◆ TO DO ◆
A. In the news report on the strike on the boarding school in Sudzha, how many people were rescued or received medical assistance, according to the General Staff statement?
B. From the news report on the Sudzha boarding school strike, extract the passage from "Ukraine’s military says" to "least four people." word for word.

◆ EXCERPTED TEXT ◆
◇ ◇ ◇
Ukraine’s military says four dead in Russian strike on boarding school in Kursk region

(Reuters) -Ukraine’s military said on Saturday that Russian forces had struck a boarding school housing people preparing for evacuation in a part of Russia’s Kursk region held by Ukrainian forces, killing at least four people.

President Volodymyr Zelenskiy said the attack had destroyed the boarding school in the border town of Sudzha, “even though dozens of civilians were there.”

A statement by the Ukrainian military’s General Staff said that as of 10 p.m. (2000 GMT), rescue efforts to clear rubble were proceeding.

Four people had been killed and 84 had been rescued or received medical assistance, the statement said. Four of the injured were in a serious condition.

Reuters could not independently verify the Ukrainian account. Russia’s Defence Ministry did not immediately respond to a request for comment.

Zelenskiy, writing in English on X, said the incident exposed Russia as “a state devoid of civility.”

“This is how Russia wages war—Sudzha, Kursk region, Russian territory, a boarding school with civilians preparing to evacuate,” Zelenskiy wrote.

“A Russian aerial bomb. They destroyed the building even though dozens of civilians were there … This is how Russia waged war against Chechnya decades ago. They killed Syrians the same way. Russian bombs destroy Ukrainian homes the same way.”

An earlier general staff statement said a Russian guided or glide bomb had hit the boarding school in the late afternoon.

“The strike was deliberate. At the time of the strike, dozens of local residents were inside the building, preparing for evacuation,” it said.

A military spokesperson, Oleksiy Dmytrashkivskyi, had earlier said in a video posted on Facebook that nearly 100 people were under rubble at the site, which he said had housed mostly elderly and infirm people.

At least one unofficial Russian military blogger said Ukrainian forces were behind the strike.

Ukrainian forces have held swathes of the Kursk region since staging a major cross-border incursion last August.
◇ ◇ ◇
◆ SOURCE MATERIAL ◆
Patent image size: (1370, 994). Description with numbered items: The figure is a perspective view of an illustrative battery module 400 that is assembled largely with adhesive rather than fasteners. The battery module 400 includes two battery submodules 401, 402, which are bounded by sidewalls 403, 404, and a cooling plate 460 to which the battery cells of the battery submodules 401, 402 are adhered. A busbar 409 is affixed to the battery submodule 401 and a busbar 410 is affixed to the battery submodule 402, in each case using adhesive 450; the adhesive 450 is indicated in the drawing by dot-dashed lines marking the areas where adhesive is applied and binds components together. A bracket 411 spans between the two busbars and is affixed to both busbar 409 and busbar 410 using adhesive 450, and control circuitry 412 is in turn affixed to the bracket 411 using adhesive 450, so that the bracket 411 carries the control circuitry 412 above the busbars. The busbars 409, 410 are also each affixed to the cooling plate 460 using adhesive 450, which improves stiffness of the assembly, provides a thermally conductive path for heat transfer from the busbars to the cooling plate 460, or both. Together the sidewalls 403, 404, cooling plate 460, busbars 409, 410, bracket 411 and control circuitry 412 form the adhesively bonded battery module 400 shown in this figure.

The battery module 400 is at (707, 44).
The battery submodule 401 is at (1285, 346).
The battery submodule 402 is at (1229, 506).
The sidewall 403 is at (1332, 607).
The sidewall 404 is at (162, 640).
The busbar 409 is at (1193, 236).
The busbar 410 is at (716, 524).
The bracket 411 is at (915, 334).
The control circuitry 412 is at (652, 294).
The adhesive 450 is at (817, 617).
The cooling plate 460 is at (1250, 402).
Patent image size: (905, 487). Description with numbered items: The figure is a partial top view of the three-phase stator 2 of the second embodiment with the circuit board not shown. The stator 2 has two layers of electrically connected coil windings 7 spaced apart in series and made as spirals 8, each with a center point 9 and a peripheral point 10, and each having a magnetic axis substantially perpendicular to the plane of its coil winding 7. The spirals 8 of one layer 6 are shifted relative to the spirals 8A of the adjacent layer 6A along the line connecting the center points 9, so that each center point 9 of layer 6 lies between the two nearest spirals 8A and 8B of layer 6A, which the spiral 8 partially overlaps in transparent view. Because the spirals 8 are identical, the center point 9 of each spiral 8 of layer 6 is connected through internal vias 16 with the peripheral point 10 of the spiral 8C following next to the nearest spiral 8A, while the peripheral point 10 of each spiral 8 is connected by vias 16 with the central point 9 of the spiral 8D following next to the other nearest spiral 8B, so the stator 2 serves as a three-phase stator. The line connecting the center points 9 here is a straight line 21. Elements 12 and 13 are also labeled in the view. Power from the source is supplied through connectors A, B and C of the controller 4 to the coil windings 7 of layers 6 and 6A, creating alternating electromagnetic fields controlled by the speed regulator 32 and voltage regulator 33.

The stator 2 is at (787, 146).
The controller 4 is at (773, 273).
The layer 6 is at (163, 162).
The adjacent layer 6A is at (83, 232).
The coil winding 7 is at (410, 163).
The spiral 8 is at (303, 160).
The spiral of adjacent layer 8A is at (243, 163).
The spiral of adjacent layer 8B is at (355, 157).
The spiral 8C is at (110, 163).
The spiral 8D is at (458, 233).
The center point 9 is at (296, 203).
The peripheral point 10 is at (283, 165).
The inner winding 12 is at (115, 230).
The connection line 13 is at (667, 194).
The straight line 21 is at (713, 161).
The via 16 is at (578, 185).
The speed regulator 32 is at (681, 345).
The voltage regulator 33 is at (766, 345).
◇ ◇ ◇
◆ TASK RESULTS ◆
A. 84 people

B.
Ukraine’s military says four dead in Russian strike on boarding school in Kursk region

(Reuters) -Ukraine’s military said on Saturday that Russian forces had struck a boarding school housing people preparing for evacuation in a part of Russia’s Kursk region held by Ukrainian forces, killing at least four people.